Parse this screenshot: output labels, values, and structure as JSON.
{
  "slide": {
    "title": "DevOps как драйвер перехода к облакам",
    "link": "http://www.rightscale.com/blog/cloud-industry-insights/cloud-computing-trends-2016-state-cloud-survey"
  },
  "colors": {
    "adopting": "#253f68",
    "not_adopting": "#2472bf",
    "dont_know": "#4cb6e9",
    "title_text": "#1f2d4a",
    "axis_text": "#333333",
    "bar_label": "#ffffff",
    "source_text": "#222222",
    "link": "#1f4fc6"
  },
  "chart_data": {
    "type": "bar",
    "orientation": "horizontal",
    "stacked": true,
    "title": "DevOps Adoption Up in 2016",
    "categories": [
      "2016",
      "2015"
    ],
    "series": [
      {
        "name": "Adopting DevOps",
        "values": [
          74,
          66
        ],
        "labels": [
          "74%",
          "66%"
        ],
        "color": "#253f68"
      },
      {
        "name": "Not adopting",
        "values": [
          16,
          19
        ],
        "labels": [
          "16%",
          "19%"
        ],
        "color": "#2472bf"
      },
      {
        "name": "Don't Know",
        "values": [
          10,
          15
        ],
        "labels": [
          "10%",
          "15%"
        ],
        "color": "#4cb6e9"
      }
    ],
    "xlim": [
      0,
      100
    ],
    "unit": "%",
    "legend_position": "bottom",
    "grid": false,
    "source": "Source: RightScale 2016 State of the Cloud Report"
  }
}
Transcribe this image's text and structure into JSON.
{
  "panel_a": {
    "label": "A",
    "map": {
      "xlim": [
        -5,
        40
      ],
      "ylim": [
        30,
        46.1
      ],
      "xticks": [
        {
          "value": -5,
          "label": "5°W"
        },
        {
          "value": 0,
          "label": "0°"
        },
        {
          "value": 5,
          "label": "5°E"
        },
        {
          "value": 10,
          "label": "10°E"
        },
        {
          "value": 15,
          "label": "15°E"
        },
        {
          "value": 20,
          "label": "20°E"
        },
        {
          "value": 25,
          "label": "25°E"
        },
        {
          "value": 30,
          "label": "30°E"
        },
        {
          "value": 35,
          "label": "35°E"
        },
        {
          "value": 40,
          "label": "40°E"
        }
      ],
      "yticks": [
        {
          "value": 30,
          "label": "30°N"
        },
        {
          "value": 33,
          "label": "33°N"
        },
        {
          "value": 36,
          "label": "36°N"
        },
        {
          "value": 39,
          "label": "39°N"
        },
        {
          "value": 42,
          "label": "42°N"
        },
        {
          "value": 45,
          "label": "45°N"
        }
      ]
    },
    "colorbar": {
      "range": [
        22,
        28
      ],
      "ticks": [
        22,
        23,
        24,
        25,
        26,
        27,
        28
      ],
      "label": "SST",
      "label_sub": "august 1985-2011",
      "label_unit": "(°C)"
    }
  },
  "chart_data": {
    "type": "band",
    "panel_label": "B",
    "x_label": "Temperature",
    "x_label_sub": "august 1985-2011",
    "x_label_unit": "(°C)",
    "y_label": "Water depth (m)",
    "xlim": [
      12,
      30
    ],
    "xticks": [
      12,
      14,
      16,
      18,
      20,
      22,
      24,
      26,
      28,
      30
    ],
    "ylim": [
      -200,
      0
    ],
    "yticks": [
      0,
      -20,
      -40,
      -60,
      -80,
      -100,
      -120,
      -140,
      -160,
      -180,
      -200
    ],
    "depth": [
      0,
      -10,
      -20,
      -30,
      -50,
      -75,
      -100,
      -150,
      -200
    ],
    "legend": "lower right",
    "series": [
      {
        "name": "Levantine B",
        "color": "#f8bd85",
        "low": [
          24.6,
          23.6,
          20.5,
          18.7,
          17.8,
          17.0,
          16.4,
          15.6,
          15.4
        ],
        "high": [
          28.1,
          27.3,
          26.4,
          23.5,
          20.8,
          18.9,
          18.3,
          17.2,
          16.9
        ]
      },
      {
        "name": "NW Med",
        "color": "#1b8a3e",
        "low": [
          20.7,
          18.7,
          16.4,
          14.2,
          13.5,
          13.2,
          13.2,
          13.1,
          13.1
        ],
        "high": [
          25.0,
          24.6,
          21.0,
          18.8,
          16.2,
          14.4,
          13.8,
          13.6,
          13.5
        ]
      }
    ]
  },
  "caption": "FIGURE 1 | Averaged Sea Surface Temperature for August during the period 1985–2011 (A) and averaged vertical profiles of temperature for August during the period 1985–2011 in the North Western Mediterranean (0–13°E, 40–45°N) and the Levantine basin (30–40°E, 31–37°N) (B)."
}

> **Required work**:
Reproduce all of the data exactly as given.

> **Reply**:
Parse this screenshot: output labels, values, and structure as JSON.
{
  "slide": {
    "title": "DevOps как драйвер перехода к облакам",
    "link": "http://www.rightscale.com/blog/cloud-industry-insights/cloud-computing-trends-2016-state-cloud-survey"
  },
  "colors": {
    "adopting": "#253f68",
    "not_adopting": "#2472bf",
    "dont_know": "#4cb6e9",
    "title_text": "#1f2d4a",
    "axis_text": "#333333",
    "bar_label": "#ffffff",
    "source_text": "#222222",
    "link": "#1f4fc6"
  },
  "chart_data": {
    "type": "bar",
    "orientation": "horizontal",
    "stacked": true,
    "title": "DevOps Adoption Up in 2016",
    "categories": [
      "2016",
      "2015"
    ],
    "series": [
      {
        "name": "Adopting DevOps",
        "values": [
          74,
          66
        ],
        "labels": [
          "74%",
          "66%"
        ],
        "color": "#253f68"
      },
      {
        "name": "Not adopting",
        "values": [
          16,
          19
        ],
        "labels": [
          "16%",
          "19%"
        ],
        "color": "#2472bf"
      },
      {
        "name": "Don't Know",
        "values": [
          10,
          15
        ],
        "labels": [
          "10%",
          "15%"
        ],
        "color": "#4cb6e9"
      }
    ],
    "xlim": [
      0,
      100
    ],
    "unit": "%",
    "legend_position": "bottom",
    "grid": false,
    "source": "Source: RightScale 2016 State of the Cloud Report"
  }
}
Transcribe this image's text and structure into JSON.
{
  "panel_a": {
    "label": "A",
    "map": {
      "xlim": [
        -5,
        40
      ],
      "ylim": [
        30,
        46.1
      ],
      "xticks": [
        {
          "value": -5,
          "label": "5°W"
        },
        {
          "value": 0,
          "label": "0°"
        },
        {
          "value": 5,
          "label": "5°E"
        },
        {
          "value": 10,
          "label": "10°E"
        },
        {
          "value": 15,
          "label": "15°E"
        },
        {
          "value": 20,
          "label": "20°E"
        },
        {
          "value": 25,
          "label": "25°E"
        },
        {
          "value": 30,
          "label": "30°E"
        },
        {
          "value": 35,
          "label": "35°E"
        },
        {
          "value": 40,
          "label": "40°E"
        }
      ],
      "yticks": [
        {
          "value": 30,
          "label": "30°N"
        },
        {
          "value": 33,
          "label": "33°N"
        },
        {
          "value": 36,
          "label": "36°N"
        },
        {
          "value": 39,
          "label": "39°N"
        },
        {
          "value": 42,
          "label": "42°N"
        },
        {
          "value": 45,
          "label": "45°N"
        }
      ]
    },
    "colorbar": {
      "range": [
        22,
        28
      ],
      "ticks": [
        22,
        23,
        24,
        25,
        26,
        27,
        28
      ],
      "label": "SST",
      "label_sub": "august 1985-2011",
      "label_unit": "(°C)"
    }
  },
  "chart_data": {
    "type": "band",
    "panel_label": "B",
    "x_label": "Temperature",
    "x_label_sub": "august 1985-2011",
    "x_label_unit": "(°C)",
    "y_label": "Water depth (m)",
    "xlim": [
      12,
      30
    ],
    "xticks": [
      12,
      14,
      16,
      18,
      20,
      22,
      24,
      26,
      28,
      30
    ],
    "ylim": [
      -200,
      0
    ],
    "yticks": [
      0,
      -20,
      -40,
      -60,
      -80,
      -100,
      -120,
      -140,
      -160,
      -180,
      -200
    ],
    "depth": [
      0,
      -10,
      -20,
      -30,
      -50,
      -75,
      -100,
      -150,
      -200
    ],
    "legend": "lower right",
    "series": [
      {
        "name": "Levantine B",
        "color": "#f8bd85",
        "low": [
          24.6,
          23.6,
          20.5,
          18.7,
          17.8,
          17.0,
          16.4,
          15.6,
          15.4
        ],
        "high": [
          28.1,
          27.3,
          26.4,
          23.5,
          20.8,
          18.9,
          18.3,
          17.2,
          16.9
        ]
      },
      {
        "name": "NW Med",
        "color": "#1b8a3e",
        "low": [
          20.7,
          18.7,
          16.4,
          14.2,
          13.5,
          13.2,
          13.2,
          13.1,
          13.1
        ],
        "high": [
          25.0,
          24.6,
          21.0,
          18.8,
          16.2,
          14.4,
          13.8,
          13.6,
          13.5
        ]
      }
    ]
  },
  "caption": "FIGURE 1 | Averaged Sea Surface Temperature for August during the period 1985–2011 (A) and averaged vertical profiles of temperature for August during the period 1985–2011 in the North Western Mediterranean (0–13°E, 40–45°N) and the Levantine basin (30–40°E, 31–37°N) (B)."
}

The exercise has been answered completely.